Listing ▸
================================

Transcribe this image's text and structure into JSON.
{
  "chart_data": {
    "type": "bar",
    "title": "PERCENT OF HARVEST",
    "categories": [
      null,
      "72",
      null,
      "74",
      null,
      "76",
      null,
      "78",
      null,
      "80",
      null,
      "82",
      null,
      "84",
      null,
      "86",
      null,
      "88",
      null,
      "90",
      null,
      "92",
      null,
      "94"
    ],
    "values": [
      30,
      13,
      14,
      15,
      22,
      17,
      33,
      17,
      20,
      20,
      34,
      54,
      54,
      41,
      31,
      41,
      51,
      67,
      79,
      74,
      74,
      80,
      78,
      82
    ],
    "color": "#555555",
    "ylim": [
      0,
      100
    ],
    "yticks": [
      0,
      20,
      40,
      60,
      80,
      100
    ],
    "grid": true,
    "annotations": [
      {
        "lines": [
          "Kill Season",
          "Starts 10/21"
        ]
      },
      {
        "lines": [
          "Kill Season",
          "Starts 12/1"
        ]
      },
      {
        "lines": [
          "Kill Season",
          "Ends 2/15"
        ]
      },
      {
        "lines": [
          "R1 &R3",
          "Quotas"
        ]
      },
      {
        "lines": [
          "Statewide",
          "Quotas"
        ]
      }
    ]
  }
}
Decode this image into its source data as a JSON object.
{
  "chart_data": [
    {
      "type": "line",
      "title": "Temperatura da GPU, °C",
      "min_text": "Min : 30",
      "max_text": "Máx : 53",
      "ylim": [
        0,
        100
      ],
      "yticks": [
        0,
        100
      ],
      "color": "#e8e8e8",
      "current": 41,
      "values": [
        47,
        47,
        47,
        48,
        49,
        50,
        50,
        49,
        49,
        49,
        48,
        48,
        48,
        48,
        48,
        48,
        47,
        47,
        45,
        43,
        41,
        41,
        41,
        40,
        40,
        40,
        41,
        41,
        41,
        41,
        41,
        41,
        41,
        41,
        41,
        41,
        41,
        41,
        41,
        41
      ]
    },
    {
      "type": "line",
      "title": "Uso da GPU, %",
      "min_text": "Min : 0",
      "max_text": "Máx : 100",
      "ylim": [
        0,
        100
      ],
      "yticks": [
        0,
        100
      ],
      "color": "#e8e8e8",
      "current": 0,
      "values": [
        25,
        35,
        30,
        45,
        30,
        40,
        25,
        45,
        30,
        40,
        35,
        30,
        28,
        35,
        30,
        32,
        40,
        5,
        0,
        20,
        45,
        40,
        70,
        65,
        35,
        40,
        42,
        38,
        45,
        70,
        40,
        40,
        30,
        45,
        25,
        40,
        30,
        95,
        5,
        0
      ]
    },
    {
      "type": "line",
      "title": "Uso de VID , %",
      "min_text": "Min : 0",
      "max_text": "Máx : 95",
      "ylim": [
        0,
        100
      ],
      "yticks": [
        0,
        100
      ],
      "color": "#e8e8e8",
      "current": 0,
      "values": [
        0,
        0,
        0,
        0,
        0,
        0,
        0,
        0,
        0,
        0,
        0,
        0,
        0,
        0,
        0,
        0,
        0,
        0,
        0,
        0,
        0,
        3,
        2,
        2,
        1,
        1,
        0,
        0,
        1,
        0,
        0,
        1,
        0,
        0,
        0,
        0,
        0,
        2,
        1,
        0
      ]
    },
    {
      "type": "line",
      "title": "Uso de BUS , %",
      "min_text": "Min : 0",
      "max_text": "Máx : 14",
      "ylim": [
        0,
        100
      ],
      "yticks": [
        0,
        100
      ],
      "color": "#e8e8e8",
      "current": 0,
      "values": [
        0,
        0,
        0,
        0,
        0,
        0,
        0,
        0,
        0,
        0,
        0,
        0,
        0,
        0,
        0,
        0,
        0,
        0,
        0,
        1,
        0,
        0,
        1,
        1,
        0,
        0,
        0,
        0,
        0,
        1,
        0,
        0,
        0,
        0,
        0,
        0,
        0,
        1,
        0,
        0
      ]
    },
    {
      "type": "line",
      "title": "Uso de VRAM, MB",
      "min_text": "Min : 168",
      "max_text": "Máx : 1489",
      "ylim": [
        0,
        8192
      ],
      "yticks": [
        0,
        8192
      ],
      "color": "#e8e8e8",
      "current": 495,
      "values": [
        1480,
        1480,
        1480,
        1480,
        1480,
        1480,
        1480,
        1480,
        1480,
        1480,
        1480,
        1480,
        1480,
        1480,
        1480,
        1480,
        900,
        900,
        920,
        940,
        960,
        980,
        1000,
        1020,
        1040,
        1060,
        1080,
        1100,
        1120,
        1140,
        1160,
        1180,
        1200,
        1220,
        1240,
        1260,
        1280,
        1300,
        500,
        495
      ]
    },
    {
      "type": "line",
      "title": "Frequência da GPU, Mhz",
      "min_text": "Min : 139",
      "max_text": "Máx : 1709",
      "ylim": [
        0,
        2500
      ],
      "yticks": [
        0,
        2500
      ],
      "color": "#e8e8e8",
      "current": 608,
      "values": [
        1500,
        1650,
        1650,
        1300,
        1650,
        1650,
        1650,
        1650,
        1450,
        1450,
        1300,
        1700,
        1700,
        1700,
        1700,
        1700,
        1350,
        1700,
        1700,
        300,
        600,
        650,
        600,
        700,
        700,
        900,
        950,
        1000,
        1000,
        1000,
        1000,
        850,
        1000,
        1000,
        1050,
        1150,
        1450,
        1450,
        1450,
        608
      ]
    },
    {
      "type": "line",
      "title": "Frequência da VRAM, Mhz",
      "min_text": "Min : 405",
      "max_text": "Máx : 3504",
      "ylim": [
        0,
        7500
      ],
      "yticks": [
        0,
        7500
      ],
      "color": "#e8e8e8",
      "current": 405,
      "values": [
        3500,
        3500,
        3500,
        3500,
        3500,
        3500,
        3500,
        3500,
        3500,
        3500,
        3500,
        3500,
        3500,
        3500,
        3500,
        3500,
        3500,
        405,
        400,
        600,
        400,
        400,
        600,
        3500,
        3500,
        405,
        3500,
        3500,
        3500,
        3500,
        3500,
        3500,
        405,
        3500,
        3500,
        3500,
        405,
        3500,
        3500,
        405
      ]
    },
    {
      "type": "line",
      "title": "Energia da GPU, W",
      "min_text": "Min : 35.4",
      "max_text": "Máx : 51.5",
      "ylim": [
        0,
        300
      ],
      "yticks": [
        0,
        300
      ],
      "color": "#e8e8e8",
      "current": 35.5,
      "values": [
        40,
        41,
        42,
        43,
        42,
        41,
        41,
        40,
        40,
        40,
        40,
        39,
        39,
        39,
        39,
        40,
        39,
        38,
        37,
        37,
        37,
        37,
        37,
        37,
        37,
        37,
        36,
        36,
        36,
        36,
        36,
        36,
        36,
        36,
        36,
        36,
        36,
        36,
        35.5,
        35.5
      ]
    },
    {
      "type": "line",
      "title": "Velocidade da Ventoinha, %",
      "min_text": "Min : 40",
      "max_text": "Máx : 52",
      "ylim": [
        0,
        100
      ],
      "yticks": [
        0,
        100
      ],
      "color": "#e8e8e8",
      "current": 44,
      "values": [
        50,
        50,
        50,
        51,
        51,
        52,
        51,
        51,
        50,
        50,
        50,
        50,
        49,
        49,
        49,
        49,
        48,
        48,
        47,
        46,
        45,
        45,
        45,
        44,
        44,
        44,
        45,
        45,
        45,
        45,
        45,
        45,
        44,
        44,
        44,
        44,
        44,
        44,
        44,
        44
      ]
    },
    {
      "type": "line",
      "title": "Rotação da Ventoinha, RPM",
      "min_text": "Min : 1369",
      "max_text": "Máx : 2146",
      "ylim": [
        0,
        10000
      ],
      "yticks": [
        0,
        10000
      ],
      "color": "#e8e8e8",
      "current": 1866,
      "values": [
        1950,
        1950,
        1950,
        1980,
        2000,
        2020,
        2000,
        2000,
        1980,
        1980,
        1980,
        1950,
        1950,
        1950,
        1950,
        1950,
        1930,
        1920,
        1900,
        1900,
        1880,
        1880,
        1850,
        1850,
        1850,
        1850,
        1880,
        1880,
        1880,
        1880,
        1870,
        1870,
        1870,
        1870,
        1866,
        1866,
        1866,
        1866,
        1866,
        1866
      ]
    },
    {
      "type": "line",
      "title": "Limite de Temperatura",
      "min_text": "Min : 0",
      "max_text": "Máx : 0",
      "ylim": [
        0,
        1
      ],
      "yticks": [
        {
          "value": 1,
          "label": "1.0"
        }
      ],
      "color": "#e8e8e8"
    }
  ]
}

================================

Task to carry out ▸ Identify and copy lines that hold the string "into".

Solution below ▸
Transcribe this image's text and structure into JSON.
Decode this image into its source data as a JSON object.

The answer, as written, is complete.